[What the task asks]: What follows are records. Restate all of them word for word.

begin

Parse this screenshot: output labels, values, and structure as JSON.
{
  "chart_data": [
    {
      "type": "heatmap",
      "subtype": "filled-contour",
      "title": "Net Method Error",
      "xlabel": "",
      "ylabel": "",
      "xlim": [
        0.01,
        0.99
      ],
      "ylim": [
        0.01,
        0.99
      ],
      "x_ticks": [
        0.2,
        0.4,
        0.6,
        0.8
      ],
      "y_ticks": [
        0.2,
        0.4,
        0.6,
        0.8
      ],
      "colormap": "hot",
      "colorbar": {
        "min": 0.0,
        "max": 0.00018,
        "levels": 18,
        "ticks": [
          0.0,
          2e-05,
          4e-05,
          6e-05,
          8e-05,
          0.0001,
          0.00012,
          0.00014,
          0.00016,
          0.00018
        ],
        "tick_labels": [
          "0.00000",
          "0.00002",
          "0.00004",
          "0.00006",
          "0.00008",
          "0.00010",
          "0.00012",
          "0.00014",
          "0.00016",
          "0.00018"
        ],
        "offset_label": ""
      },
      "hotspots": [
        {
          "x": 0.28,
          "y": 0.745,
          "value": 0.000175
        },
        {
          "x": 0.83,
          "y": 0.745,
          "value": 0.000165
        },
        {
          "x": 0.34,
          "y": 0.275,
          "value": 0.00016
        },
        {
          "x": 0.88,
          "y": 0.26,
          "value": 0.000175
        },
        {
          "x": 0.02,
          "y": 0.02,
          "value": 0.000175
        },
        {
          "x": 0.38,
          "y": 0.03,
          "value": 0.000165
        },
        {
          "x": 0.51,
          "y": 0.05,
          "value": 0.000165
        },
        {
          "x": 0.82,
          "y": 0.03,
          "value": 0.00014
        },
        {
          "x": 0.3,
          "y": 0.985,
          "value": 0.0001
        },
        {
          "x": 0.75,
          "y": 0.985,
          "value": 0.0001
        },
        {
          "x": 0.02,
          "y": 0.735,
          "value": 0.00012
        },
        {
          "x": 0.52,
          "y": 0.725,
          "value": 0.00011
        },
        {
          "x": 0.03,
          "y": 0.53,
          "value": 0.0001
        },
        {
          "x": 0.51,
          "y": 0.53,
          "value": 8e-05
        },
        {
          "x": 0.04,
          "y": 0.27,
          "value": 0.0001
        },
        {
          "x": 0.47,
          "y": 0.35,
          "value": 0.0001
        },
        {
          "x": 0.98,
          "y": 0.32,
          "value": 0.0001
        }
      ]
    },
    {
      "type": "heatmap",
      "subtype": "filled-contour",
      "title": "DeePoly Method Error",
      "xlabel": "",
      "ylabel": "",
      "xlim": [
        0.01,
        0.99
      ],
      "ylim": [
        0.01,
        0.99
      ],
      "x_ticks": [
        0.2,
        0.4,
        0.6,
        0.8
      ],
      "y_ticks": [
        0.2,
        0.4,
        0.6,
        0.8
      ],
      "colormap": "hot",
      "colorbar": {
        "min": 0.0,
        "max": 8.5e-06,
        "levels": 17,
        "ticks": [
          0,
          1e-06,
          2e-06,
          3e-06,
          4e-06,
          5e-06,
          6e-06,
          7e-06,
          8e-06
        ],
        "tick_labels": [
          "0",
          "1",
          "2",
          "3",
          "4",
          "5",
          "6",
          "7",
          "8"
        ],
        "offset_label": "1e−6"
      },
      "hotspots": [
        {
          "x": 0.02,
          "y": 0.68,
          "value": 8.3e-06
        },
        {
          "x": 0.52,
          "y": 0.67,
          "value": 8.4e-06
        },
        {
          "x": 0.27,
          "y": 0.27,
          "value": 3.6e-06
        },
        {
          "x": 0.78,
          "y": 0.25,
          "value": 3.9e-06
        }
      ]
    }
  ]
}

end

[The output]:
Parse this screenshot: output labels, values, and structure as JSON.
{
  "chart_data": [
    {
      "type": "heatmap",
      "subtype": "filled-contour",
      "title": "Net Method Error",
      "xlabel": "",
      "ylabel": "",
      "xlim": [
        0.01,
        0.99
      ],
      "ylim": [
        0.01,
        0.99
      ],
      "x_ticks": [
        0.2,
        0.4,
        0.6,
        0.8
      ],
      "y_ticks": [
        0.2,
        0.4,
        0.6,
        0.8
      ],
      "colormap": "hot",
      "colorbar": {
        "min": 0.0,
        "max": 0.00018,
        "levels": 18,
        "ticks": [
          0.0,
          2e-05,
          4e-05,
          6e-05,
          8e-05,
          0.0001,
          0.00012,
          0.00014,
          0.00016,
          0.00018
        ],
        "tick_labels": [
          "0.00000",
          "0.00002",
          "0.00004",
          "0.00006",
          "0.00008",
          "0.00010",
          "0.00012",
          "0.00014",
          "0.00016",
          "0.00018"
        ],
        "offset_label": ""
      },
      "hotspots": [
        {
          "x": 0.28,
          "y": 0.745,
          "value": 0.000175
        },
        {
          "x": 0.83,
          "y": 0.745,
          "value": 0.000165
        },
        {
          "x": 0.34,
          "y": 0.275,
          "value": 0.00016
        },
        {
          "x": 0.88,
          "y": 0.26,
          "value": 0.000175
        },
        {
          "x": 0.02,
          "y": 0.02,
          "value": 0.000175
        },
        {
          "x": 0.38,
          "y": 0.03,
          "value": 0.000165
        },
        {
          "x": 0.51,
          "y": 0.05,
          "value": 0.000165
        },
        {
          "x": 0.82,
          "y": 0.03,
          "value": 0.00014
        },
        {
          "x": 0.3,
          "y": 0.985,
          "value": 0.0001
        },
        {
          "x": 0.75,
          "y": 0.985,
          "value": 0.0001
        },
        {
          "x": 0.02,
          "y": 0.735,
          "value": 0.00012
        },
        {
          "x": 0.52,
          "y": 0.725,
          "value": 0.00011
        },
        {
          "x": 0.03,
          "y": 0.53,
          "value": 0.0001
        },
        {
          "x": 0.51,
          "y": 0.53,
          "value": 8e-05
        },
        {
          "x": 0.04,
          "y": 0.27,
          "value": 0.0001
        },
        {
          "x": 0.47,
          "y": 0.35,
          "value": 0.0001
        },
        {
          "x": 0.98,
          "y": 0.32,
          "value": 0.0001
        }
      ]
    },
    {
      "type": "heatmap",
      "subtype": "filled-contour",
      "title": "DeePoly Method Error",
      "xlabel": "",
      "ylabel": "",
      "xlim": [
        0.01,
        0.99
      ],
      "ylim": [
        0.01,
        0.99
      ],
      "x_ticks": [
        0.2,
        0.4,
        0.6,
        0.8
      ],
      "y_ticks": [
        0.2,
        0.4,
        0.6,
        0.8
      ],
      "colormap": "hot",
      "colorbar": {
        "min": 0.0,
        "max": 8.5e-06,
        "levels": 17,
        "ticks": [
          0,
          1e-06,
          2e-06,
          3e-06,
          4e-06,
          5e-06,
          6e-06,
          7e-06,
          8e-06
        ],
        "tick_labels": [
          "0",
          "1",
          "2",
          "3",
          "4",
          "5",
          "6",
          "7",
          "8"
        ],
        "offset_label": "1e−6"
      },
      "hotspots": [
        {
          "x": 0.02,
          "y": 0.68,
          "value": 8.3e-06
        },
        {
          "x": 0.52,
          "y": 0.67,
          "value": 8.4e-06
        },
        {
          "x": 0.27,
          "y": 0.27,
          "value": 3.6e-06
        },
        {
          "x": 0.78,
          "y": 0.25,
          "value": 3.9e-06
        }
      ]
    }
  ]
}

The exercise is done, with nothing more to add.